AIM – Every line with the word "nhập" in it should be extracted from the data that follows.
>> BEGIN
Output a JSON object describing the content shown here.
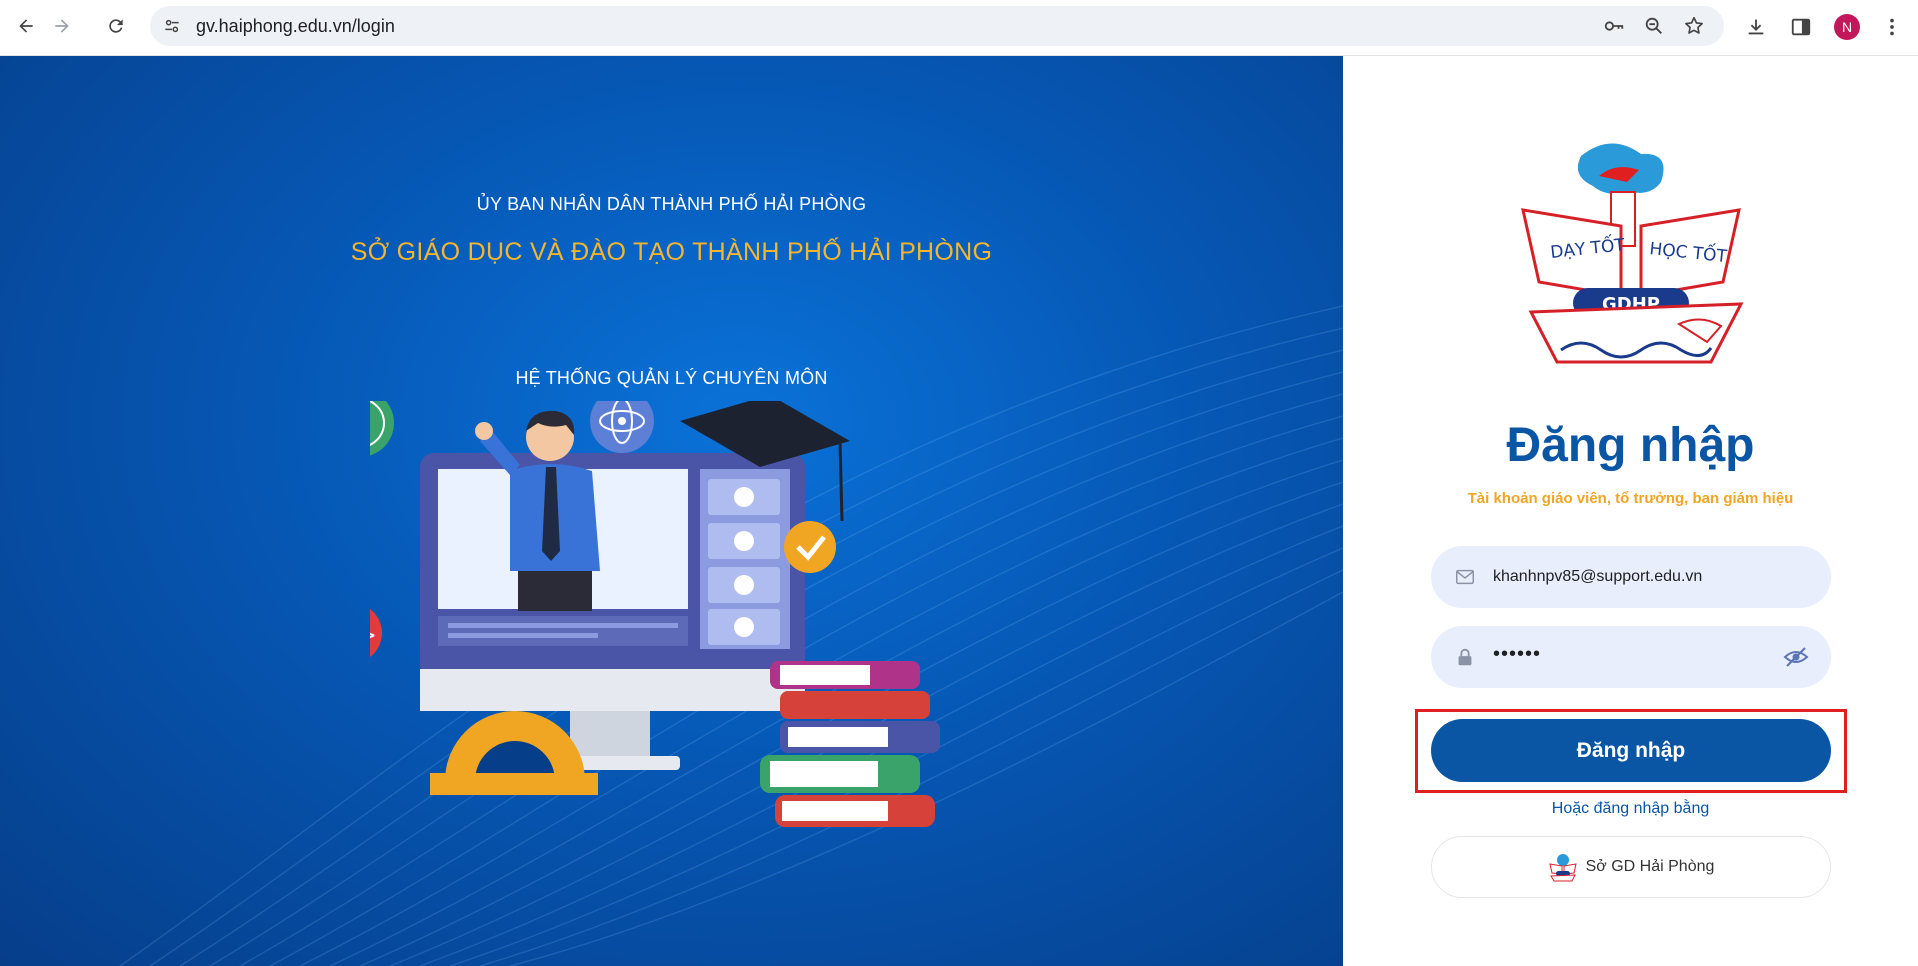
{
  "browser": {
    "url": "gv.haiphong.edu.vn/login",
    "profile_initial": "N",
    "profile_color": "#c2185b"
  },
  "hero": {
    "line1": "ỦY BAN NHÂN DÂN THÀNH PHỐ HẢI PHÒNG",
    "line2": "SỞ GIÁO DỤC VÀ ĐÀO TẠO THÀNH PHỐ HẢI PHÒNG",
    "line3": "HỆ THỐNG QUẢN LÝ CHUYÊN MÔN",
    "background_color": "#0657b4",
    "accent_color": "#f5b52c"
  },
  "logo": {
    "text_left": "DẠY TỐT",
    "text_right": "HỌC TỐT",
    "badge": "GDHP"
  },
  "login": {
    "title": "Đăng nhập",
    "subtitle": "Tài khoản giáo viên, tổ trưởng, ban giám hiệu",
    "email_value": "khanhnpv85@support.edu.vn",
    "password_value": "••••••",
    "submit_label": "Đăng nhập",
    "alt_text": "Hoặc đăng nhập bằng",
    "sso_label": "Sở GD Hải Phòng",
    "primary_color": "#0b56a4",
    "highlight_color": "#e02020"
  },
  "icons": {
    "back": "arrow-left-icon",
    "forward": "arrow-right-icon",
    "reload": "reload-icon",
    "site_settings": "tune-icon",
    "password_key": "key-icon",
    "zoom": "zoom-icon",
    "bookmark": "star-icon",
    "downloads": "download-icon",
    "side_panel": "side-panel-icon",
    "menu": "more-vert-icon",
    "email": "mail-icon",
    "password": "lock-icon",
    "toggle_password": "eye-off-icon"
  }
}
>> END
RESULT BELOW –
    "title": "Đăng nhập",
    "submit_label": "Đăng nhập",
    "alt_text": "Hoặc đăng nhập bằng",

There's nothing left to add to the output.